/---

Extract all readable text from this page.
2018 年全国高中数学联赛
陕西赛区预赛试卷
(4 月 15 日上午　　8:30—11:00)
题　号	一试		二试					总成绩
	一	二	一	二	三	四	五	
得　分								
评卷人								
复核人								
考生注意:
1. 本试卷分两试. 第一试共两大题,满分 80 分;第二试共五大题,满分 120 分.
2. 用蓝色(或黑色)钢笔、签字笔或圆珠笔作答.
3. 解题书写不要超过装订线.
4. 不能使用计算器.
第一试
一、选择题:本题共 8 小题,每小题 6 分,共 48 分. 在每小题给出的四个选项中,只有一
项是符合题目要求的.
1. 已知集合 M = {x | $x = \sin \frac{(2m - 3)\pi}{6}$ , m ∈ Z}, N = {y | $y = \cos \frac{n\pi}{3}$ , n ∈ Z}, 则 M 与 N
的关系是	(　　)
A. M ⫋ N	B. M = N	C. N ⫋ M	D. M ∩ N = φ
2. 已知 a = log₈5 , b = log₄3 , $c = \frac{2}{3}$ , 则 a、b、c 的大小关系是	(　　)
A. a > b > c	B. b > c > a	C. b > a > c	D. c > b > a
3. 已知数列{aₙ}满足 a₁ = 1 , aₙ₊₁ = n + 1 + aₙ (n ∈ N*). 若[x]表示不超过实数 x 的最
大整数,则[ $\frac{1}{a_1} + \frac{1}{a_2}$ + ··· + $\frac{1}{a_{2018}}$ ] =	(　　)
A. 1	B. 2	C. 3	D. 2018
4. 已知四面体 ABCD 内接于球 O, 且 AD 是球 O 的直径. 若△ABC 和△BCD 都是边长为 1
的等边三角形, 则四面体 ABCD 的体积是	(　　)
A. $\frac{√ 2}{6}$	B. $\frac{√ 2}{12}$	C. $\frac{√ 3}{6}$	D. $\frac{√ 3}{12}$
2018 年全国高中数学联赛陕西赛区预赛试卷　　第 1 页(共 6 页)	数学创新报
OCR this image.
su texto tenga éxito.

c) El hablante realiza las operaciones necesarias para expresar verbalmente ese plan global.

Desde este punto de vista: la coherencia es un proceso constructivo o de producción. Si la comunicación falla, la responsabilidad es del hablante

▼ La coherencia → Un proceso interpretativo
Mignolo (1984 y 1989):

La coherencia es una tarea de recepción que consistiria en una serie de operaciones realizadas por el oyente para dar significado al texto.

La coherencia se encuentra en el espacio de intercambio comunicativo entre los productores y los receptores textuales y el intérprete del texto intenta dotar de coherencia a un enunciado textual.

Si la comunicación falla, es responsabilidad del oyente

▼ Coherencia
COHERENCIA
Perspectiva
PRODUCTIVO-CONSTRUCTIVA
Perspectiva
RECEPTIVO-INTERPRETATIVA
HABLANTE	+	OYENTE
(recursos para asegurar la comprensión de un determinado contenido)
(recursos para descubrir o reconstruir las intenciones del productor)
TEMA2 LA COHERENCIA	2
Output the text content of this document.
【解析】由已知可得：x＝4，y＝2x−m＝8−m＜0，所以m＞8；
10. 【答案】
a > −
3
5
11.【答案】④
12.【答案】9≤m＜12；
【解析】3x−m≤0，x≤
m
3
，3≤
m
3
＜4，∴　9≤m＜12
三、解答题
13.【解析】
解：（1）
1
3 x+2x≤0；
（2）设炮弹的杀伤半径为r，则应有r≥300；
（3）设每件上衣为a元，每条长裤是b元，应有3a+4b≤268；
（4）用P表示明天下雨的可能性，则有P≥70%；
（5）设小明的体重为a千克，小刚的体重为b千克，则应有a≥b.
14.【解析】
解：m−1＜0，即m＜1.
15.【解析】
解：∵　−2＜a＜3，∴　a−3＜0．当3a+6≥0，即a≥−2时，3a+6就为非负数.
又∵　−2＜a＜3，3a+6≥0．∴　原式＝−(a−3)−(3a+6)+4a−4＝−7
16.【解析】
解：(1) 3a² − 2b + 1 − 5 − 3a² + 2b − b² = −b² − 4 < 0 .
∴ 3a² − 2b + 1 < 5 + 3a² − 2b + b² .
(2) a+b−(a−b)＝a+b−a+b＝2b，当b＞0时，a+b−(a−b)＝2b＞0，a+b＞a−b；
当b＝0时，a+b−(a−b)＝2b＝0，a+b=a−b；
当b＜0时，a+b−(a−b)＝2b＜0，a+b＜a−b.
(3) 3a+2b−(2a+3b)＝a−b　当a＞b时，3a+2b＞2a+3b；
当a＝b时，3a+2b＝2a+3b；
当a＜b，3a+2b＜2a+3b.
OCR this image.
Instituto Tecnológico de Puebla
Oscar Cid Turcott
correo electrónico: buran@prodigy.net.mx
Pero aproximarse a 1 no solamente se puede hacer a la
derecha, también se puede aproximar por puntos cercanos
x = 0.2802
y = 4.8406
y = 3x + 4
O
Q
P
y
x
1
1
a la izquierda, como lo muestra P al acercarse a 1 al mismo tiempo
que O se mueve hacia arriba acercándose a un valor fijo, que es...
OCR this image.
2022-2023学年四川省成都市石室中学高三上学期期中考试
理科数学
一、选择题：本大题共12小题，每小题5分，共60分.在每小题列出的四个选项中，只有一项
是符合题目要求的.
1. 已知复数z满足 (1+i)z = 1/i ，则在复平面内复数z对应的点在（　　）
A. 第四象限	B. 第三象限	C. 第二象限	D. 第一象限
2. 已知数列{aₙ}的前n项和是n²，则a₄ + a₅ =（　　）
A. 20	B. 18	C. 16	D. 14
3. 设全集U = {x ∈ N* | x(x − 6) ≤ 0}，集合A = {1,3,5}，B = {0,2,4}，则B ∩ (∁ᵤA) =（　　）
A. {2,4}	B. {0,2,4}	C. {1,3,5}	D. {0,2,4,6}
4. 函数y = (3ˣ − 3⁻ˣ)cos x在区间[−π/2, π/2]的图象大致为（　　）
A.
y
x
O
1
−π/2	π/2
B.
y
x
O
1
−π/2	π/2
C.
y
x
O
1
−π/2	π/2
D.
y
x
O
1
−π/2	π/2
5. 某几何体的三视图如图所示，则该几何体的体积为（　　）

\---

* [TASK]
Figure out how many lines of the data above include "frac", then give the number and nothing more.

* [THE OUTPUT]
4